> Objective:
Write out all of the entries exactly as given.
--- Begin The records ---
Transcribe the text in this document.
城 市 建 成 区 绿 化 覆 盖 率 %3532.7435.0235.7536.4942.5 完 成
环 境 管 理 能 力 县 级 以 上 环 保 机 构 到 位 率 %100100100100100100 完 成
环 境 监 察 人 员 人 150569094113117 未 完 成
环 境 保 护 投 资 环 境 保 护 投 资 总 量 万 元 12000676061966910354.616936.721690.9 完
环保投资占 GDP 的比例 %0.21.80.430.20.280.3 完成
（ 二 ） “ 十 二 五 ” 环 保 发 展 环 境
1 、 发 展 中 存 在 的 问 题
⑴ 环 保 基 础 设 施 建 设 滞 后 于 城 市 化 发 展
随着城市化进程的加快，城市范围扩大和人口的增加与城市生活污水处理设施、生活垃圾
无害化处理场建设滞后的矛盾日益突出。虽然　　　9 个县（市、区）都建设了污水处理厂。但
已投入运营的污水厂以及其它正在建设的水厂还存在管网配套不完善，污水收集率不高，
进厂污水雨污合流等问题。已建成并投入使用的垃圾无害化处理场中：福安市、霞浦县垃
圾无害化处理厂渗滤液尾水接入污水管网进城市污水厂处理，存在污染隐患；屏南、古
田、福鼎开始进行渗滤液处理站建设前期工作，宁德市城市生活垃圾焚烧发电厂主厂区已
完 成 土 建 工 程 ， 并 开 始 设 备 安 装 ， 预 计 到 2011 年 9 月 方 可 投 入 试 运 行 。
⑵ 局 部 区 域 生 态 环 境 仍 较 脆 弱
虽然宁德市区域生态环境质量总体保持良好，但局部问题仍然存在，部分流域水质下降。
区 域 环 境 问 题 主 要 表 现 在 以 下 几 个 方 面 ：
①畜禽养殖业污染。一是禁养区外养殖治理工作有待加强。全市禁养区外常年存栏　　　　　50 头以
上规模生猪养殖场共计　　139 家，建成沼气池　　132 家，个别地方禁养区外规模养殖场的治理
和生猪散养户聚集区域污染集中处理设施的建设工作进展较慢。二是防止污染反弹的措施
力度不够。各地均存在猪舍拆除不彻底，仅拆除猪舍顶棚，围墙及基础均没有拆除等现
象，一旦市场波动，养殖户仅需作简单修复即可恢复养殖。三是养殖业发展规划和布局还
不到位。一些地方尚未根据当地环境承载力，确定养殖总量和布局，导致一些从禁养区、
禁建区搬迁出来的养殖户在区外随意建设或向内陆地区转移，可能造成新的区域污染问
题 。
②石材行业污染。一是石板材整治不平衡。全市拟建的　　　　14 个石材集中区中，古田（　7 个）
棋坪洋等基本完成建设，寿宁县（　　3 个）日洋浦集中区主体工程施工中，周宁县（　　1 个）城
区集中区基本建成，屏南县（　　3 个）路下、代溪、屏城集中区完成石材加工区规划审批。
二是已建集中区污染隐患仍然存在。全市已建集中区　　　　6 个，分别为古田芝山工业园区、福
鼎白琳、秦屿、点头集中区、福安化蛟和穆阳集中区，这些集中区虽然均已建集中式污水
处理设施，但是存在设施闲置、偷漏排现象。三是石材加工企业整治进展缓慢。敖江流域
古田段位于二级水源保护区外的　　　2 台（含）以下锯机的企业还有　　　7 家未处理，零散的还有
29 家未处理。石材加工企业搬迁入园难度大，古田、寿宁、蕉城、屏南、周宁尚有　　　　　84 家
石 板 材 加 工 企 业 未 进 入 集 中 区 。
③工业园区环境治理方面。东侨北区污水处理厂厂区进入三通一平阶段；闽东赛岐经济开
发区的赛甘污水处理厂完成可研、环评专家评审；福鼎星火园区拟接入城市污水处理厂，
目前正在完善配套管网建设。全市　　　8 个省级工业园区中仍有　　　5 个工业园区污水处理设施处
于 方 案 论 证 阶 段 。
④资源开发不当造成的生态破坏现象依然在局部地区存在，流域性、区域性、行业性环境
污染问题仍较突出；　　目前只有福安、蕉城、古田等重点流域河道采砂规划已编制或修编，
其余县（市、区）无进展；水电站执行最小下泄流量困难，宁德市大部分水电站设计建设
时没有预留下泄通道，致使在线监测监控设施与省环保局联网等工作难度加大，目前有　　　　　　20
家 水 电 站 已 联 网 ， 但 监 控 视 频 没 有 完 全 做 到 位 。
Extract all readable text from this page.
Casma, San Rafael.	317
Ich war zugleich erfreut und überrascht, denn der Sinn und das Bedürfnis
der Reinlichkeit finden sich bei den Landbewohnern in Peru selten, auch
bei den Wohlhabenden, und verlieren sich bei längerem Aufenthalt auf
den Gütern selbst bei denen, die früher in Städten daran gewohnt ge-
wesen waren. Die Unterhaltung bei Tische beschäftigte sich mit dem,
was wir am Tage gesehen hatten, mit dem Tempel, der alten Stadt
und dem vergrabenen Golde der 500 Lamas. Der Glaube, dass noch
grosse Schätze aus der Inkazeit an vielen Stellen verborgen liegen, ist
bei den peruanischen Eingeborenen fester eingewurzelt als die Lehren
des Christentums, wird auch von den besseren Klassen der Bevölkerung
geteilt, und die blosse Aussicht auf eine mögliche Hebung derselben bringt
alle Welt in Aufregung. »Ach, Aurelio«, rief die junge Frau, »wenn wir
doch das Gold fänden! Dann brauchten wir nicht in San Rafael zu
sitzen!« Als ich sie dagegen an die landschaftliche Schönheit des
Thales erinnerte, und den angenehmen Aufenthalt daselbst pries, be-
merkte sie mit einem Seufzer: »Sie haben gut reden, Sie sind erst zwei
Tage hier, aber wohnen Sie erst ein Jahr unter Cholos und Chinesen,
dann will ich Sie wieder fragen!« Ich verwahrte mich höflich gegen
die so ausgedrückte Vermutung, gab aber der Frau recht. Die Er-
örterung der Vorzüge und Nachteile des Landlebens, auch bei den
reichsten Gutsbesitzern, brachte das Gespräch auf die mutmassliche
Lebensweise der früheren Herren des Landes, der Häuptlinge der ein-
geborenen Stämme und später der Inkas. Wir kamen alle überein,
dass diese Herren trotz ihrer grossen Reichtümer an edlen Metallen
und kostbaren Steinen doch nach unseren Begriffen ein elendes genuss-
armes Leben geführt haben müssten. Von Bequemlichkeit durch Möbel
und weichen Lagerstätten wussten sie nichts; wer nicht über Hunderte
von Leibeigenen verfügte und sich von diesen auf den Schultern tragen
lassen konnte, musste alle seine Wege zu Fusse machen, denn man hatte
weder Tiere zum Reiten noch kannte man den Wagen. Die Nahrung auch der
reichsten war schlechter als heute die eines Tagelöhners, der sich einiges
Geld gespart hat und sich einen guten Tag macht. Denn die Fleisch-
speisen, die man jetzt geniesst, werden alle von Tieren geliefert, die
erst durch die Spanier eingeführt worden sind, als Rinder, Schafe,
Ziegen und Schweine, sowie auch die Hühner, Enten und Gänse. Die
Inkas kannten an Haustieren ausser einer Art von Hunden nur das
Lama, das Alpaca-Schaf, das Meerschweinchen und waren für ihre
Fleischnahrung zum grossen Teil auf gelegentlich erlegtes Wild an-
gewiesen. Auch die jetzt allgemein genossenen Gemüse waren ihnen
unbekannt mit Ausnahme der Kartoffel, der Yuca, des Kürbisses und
--- End The records ---
> Answer to this problem:
Transcribe the text in this document.
城 市 建 成 区 绿 化 覆 盖 率 %3532.7435.0235.7536.4942.5 完 成
环 境 管 理 能 力 县 级 以 上 环 保 机 构 到 位 率 %100100100100100100 完 成
环 境 监 察 人 员 人 150569094113117 未 完 成
环 境 保 护 投 资 环 境 保 护 投 资 总 量 万 元 12000676061966910354.616936.721690.9 完
环保投资占 GDP 的比例 %0.21.80.430.20.280.3 完成
（ 二 ） “ 十 二 五 ” 环 保 发 展 环 境
1 、 发 展 中 存 在 的 问 题
⑴ 环 保 基 础 设 施 建 设 滞 后 于 城 市 化 发 展
随着城市化进程的加快，城市范围扩大和人口的增加与城市生活污水处理设施、生活垃圾
无害化处理场建设滞后的矛盾日益突出。虽然　　　9 个县（市、区）都建设了污水处理厂。但
已投入运营的污水厂以及其它正在建设的水厂还存在管网配套不完善，污水收集率不高，
进厂污水雨污合流等问题。已建成并投入使用的垃圾无害化处理场中：福安市、霞浦县垃
圾无害化处理厂渗滤液尾水接入污水管网进城市污水厂处理，存在污染隐患；屏南、古
田、福鼎开始进行渗滤液处理站建设前期工作，宁德市城市生活垃圾焚烧发电厂主厂区已
完 成 土 建 工 程 ， 并 开 始 设 备 安 装 ， 预 计 到 2011 年 9 月 方 可 投 入 试 运 行 。
⑵ 局 部 区 域 生 态 环 境 仍 较 脆 弱
虽然宁德市区域生态环境质量总体保持良好，但局部问题仍然存在，部分流域水质下降。
区 域 环 境 问 题 主 要 表 现 在 以 下 几 个 方 面 ：
①畜禽养殖业污染。一是禁养区外养殖治理工作有待加强。全市禁养区外常年存栏　　　　　50 头以
上规模生猪养殖场共计　　139 家，建成沼气池　　132 家，个别地方禁养区外规模养殖场的治理
和生猪散养户聚集区域污染集中处理设施的建设工作进展较慢。二是防止污染反弹的措施
力度不够。各地均存在猪舍拆除不彻底，仅拆除猪舍顶棚，围墙及基础均没有拆除等现
象，一旦市场波动，养殖户仅需作简单修复即可恢复养殖。三是养殖业发展规划和布局还
不到位。一些地方尚未根据当地环境承载力，确定养殖总量和布局，导致一些从禁养区、
禁建区搬迁出来的养殖户在区外随意建设或向内陆地区转移，可能造成新的区域污染问
题 。
②石材行业污染。一是石板材整治不平衡。全市拟建的　　　　14 个石材集中区中，古田（　7 个）
棋坪洋等基本完成建设，寿宁县（　　3 个）日洋浦集中区主体工程施工中，周宁县（　　1 个）城
区集中区基本建成，屏南县（　　3 个）路下、代溪、屏城集中区完成石材加工区规划审批。
二是已建集中区污染隐患仍然存在。全市已建集中区　　　　6 个，分别为古田芝山工业园区、福
鼎白琳、秦屿、点头集中区、福安化蛟和穆阳集中区，这些集中区虽然均已建集中式污水
处理设施，但是存在设施闲置、偷漏排现象。三是石材加工企业整治进展缓慢。敖江流域
古田段位于二级水源保护区外的　　　2 台（含）以下锯机的企业还有　　　7 家未处理，零散的还有
29 家未处理。石材加工企业搬迁入园难度大，古田、寿宁、蕉城、屏南、周宁尚有　　　　　84 家
石 板 材 加 工 企 业 未 进 入 集 中 区 。
③工业园区环境治理方面。东侨北区污水处理厂厂区进入三通一平阶段；闽东赛岐经济开
发区的赛甘污水处理厂完成可研、环评专家评审；福鼎星火园区拟接入城市污水处理厂，
目前正在完善配套管网建设。全市　　　8 个省级工业园区中仍有　　　5 个工业园区污水处理设施处
于 方 案 论 证 阶 段 。
④资源开发不当造成的生态破坏现象依然在局部地区存在，流域性、区域性、行业性环境
污染问题仍较突出；　　目前只有福安、蕉城、古田等重点流域河道采砂规划已编制或修编，
其余县（市、区）无进展；水电站执行最小下泄流量困难，宁德市大部分水电站设计建设
时没有预留下泄通道，致使在线监测监控设施与省环保局联网等工作难度加大，目前有　　　　　　20
家 水 电 站 已 联 网 ， 但 监 控 视 频 没 有 完 全 做 到 位 。
Extract all readable text from this page.
Casma, San Rafael.	317
Ich war zugleich erfreut und überrascht, denn der Sinn und das Bedürfnis
der Reinlichkeit finden sich bei den Landbewohnern in Peru selten, auch
bei den Wohlhabenden, und verlieren sich bei längerem Aufenthalt auf
den Gütern selbst bei denen, die früher in Städten daran gewohnt ge-
wesen waren. Die Unterhaltung bei Tische beschäftigte sich mit dem,
was wir am Tage gesehen hatten, mit dem Tempel, der alten Stadt
und dem vergrabenen Golde der 500 Lamas. Der Glaube, dass noch
grosse Schätze aus der Inkazeit an vielen Stellen verborgen liegen, ist
bei den peruanischen Eingeborenen fester eingewurzelt als die Lehren
des Christentums, wird auch von den besseren Klassen der Bevölkerung
geteilt, und die blosse Aussicht auf eine mögliche Hebung derselben bringt
alle Welt in Aufregung. »Ach, Aurelio«, rief die junge Frau, »wenn wir
doch das Gold fänden! Dann brauchten wir nicht in San Rafael zu
sitzen!« Als ich sie dagegen an die landschaftliche Schönheit des
Thales erinnerte, und den angenehmen Aufenthalt daselbst pries, be-
merkte sie mit einem Seufzer: »Sie haben gut reden, Sie sind erst zwei
Tage hier, aber wohnen Sie erst ein Jahr unter Cholos und Chinesen,
dann will ich Sie wieder fragen!« Ich verwahrte mich höflich gegen
die so ausgedrückte Vermutung, gab aber der Frau recht. Die Er-
örterung der Vorzüge und Nachteile des Landlebens, auch bei den
reichsten Gutsbesitzern, brachte das Gespräch auf die mutmassliche
Lebensweise der früheren Herren des Landes, der Häuptlinge der ein-
geborenen Stämme und später der Inkas. Wir kamen alle überein,
dass diese Herren trotz ihrer grossen Reichtümer an edlen Metallen
und kostbaren Steinen doch nach unseren Begriffen ein elendes genuss-
armes Leben geführt haben müssten. Von Bequemlichkeit durch Möbel
und weichen Lagerstätten wussten sie nichts; wer nicht über Hunderte
von Leibeigenen verfügte und sich von diesen auf den Schultern tragen
lassen konnte, musste alle seine Wege zu Fusse machen, denn man hatte
weder Tiere zum Reiten noch kannte man den Wagen. Die Nahrung auch der
reichsten war schlechter als heute die eines Tagelöhners, der sich einiges
Geld gespart hat und sich einen guten Tag macht. Denn die Fleisch-
speisen, die man jetzt geniesst, werden alle von Tieren geliefert, die
erst durch die Spanier eingeführt worden sind, als Rinder, Schafe,
Ziegen und Schweine, sowie auch die Hühner, Enten und Gänse. Die
Inkas kannten an Haustieren ausser einer Art von Hunden nur das
Lama, das Alpaca-Schaf, das Meerschweinchen und waren für ihre
Fleischnahrung zum grossen Teil auf gelegentlich erlegtes Wild an-
gewiesen. Auch die jetzt allgemein genossenen Gemüse waren ihnen
unbekannt mit Ausnahme der Kartoffel, der Yuca, des Kürbisses und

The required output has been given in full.